◆ **Direction**
Turn the entries from the line containing "- y-tick-label: 40: [43, 364, 58, 378]" through the end of the entries into a JSON list of strings, one string per line and blank lines left out.

◆ **Data rows**
** begin **

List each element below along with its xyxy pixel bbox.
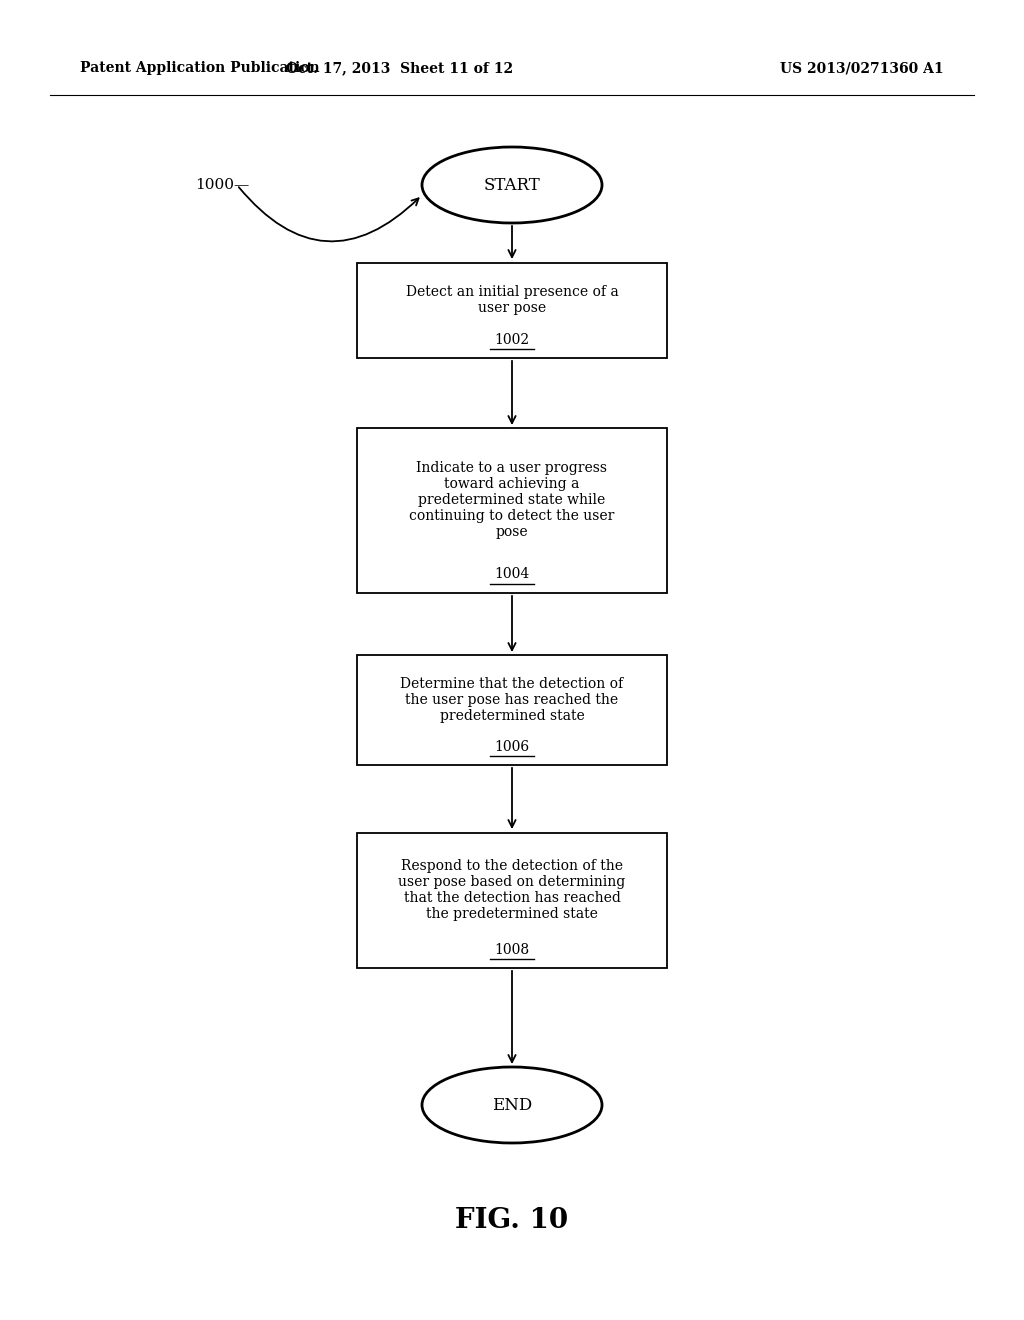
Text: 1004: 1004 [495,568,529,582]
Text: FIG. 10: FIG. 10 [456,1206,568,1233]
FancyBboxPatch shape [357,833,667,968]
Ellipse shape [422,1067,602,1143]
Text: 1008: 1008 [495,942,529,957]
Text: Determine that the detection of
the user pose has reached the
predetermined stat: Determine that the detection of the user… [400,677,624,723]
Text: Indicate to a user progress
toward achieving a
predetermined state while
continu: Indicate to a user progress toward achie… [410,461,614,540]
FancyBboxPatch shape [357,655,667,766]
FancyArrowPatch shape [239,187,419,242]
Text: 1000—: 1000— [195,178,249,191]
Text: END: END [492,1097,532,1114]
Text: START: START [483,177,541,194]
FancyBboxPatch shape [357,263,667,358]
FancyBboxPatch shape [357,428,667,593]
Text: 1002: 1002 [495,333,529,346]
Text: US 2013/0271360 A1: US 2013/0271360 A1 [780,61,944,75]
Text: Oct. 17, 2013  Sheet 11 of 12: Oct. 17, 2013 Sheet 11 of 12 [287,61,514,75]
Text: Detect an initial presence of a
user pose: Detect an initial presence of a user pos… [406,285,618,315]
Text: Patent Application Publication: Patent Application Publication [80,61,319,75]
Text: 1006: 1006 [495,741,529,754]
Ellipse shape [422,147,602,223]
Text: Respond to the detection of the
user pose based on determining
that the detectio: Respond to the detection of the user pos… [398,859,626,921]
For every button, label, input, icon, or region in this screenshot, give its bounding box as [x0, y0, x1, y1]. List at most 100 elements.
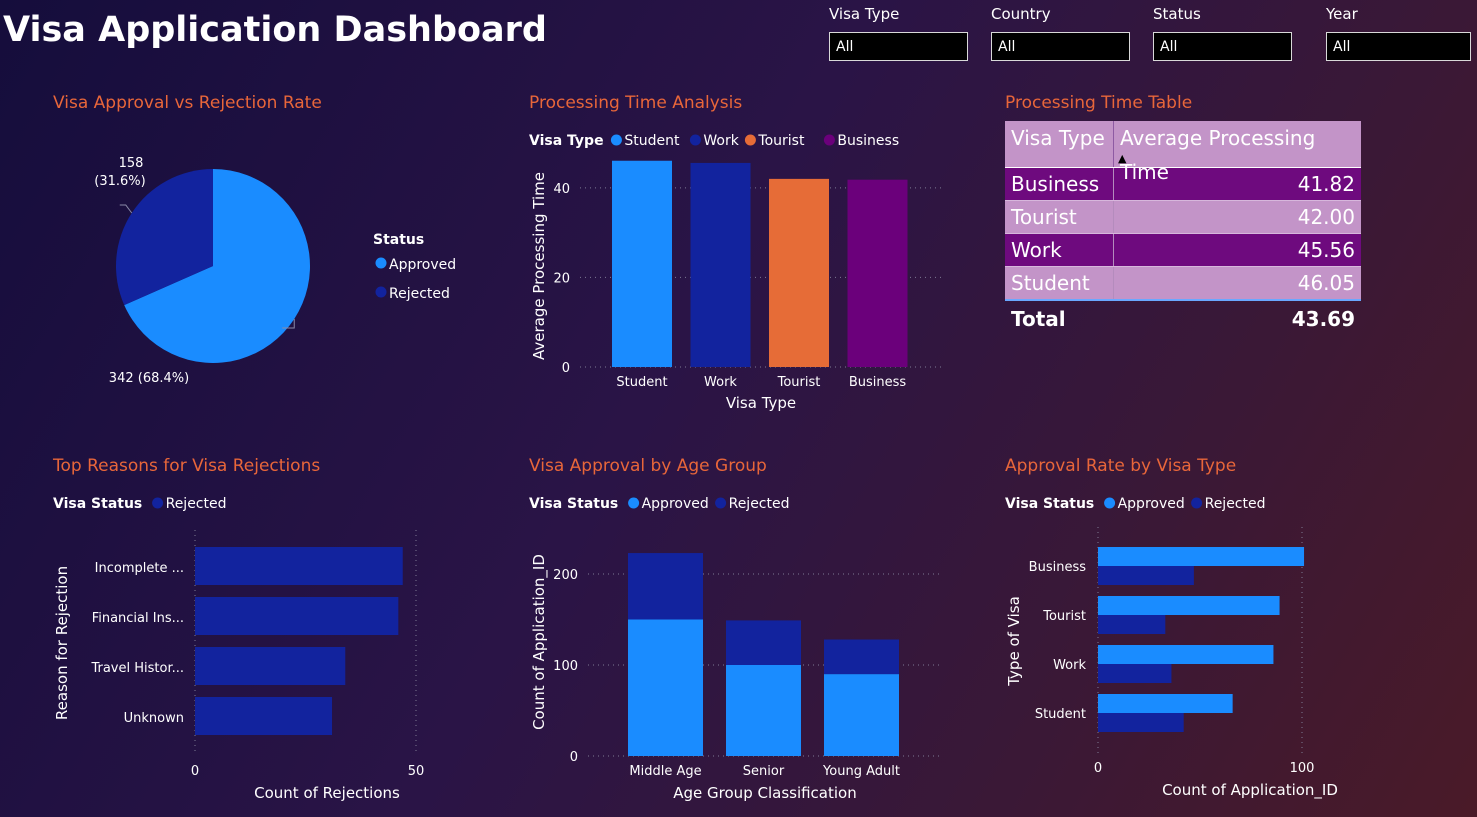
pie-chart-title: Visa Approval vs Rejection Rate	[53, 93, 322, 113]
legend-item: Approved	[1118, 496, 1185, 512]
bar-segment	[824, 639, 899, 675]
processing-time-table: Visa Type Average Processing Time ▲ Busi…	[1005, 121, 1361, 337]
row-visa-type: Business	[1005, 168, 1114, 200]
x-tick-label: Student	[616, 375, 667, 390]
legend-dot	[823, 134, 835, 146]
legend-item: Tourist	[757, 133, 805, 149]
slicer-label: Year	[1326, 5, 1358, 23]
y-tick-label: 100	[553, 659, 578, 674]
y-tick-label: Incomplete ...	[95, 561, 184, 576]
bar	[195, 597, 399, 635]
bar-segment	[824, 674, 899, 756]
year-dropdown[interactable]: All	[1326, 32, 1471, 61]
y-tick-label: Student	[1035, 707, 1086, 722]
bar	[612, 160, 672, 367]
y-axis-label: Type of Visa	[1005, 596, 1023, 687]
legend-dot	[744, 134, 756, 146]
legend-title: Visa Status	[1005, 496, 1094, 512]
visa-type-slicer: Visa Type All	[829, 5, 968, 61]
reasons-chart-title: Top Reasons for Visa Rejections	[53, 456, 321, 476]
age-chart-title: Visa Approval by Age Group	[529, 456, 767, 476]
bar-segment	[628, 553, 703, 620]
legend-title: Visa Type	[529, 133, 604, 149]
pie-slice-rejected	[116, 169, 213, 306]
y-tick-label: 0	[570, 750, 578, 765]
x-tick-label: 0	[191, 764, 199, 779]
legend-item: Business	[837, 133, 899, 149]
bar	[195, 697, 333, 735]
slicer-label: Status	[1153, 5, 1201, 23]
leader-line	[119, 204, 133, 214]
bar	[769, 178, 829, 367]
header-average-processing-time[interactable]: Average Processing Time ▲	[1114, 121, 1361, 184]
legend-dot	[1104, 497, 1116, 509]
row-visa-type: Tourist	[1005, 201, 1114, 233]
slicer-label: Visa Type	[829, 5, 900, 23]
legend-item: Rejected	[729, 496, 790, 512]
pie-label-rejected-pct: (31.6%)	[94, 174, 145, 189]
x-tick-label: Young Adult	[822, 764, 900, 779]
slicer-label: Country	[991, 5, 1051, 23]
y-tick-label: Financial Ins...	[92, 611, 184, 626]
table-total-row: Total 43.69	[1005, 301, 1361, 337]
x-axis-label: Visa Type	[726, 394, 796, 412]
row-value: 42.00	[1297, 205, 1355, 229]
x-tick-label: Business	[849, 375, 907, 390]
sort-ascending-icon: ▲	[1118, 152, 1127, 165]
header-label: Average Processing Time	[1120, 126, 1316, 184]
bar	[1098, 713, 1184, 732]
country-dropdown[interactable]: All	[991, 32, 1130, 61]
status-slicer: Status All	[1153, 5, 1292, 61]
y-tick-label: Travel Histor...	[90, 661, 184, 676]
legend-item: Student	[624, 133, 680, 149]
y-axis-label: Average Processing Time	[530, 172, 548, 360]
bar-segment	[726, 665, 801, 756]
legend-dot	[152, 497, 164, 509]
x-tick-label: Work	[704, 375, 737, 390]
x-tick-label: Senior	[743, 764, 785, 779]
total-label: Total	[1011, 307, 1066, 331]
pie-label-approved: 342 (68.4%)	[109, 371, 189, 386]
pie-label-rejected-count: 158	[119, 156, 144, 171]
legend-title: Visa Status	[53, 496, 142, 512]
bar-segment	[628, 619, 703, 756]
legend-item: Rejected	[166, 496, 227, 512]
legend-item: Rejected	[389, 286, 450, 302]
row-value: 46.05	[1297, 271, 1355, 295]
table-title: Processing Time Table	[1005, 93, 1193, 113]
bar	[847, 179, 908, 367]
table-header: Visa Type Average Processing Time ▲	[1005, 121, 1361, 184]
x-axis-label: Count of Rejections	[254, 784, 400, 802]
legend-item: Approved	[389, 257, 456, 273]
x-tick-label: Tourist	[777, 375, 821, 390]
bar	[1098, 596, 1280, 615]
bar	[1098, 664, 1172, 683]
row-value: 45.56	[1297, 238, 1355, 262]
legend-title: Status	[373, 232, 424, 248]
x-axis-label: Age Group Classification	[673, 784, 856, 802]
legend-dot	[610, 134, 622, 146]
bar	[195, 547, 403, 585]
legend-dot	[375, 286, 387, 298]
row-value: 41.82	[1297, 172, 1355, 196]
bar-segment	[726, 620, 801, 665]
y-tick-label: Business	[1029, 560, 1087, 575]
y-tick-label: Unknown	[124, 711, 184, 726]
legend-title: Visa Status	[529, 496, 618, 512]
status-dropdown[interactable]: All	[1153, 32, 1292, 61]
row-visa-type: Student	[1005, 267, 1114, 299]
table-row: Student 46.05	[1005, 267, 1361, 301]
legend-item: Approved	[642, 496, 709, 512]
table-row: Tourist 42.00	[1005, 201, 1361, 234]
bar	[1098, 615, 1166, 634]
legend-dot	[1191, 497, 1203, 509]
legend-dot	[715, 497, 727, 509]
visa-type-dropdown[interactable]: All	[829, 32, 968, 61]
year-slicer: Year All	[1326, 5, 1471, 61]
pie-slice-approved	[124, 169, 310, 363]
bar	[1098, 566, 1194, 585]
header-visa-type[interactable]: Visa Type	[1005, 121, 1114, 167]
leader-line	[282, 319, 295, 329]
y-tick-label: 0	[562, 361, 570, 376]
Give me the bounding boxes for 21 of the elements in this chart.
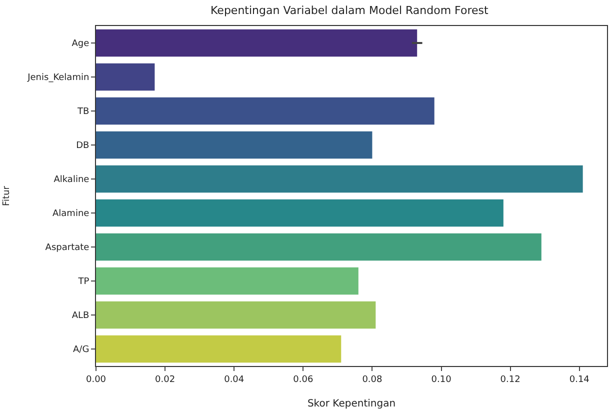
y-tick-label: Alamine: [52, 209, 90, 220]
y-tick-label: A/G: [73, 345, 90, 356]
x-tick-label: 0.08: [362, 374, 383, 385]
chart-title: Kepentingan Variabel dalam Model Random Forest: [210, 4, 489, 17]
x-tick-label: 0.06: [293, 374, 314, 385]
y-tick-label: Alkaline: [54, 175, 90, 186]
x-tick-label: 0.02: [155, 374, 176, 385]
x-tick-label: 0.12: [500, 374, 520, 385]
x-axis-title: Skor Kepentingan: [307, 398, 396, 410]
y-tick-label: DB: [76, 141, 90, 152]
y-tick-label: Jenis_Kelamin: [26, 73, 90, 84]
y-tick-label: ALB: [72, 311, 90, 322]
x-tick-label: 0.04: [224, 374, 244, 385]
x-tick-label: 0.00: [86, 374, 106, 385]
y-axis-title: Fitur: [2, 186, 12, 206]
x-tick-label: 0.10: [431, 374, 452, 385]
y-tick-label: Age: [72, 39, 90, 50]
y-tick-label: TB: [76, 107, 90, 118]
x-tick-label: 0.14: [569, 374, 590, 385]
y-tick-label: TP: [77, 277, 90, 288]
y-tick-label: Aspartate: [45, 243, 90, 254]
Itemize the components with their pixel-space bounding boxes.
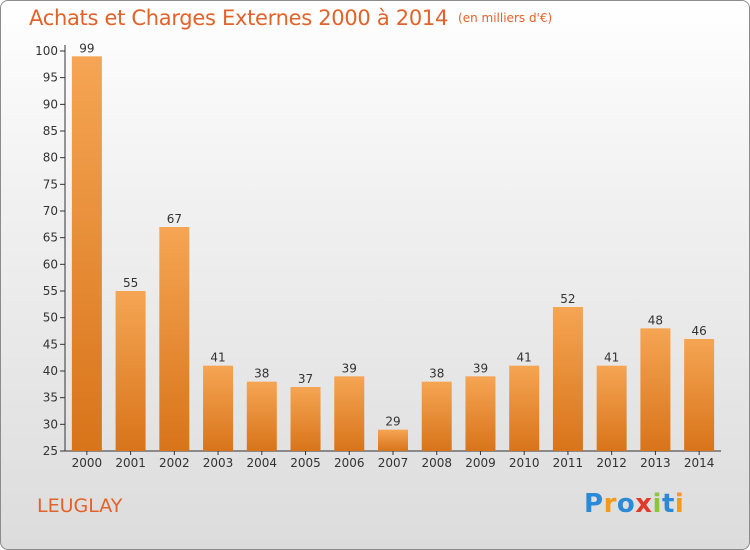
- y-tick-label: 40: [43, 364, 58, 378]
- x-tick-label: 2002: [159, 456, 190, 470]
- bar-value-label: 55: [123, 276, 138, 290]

** end **

◆ **Correct response**
[
  "- y-tick-label: 40: [43, 364, 58, 378]",
  "- x-tick-label: 2002: [159, 456, 190, 470]",
  "- bar-value-label: 55: [123, 276, 138, 290]"
]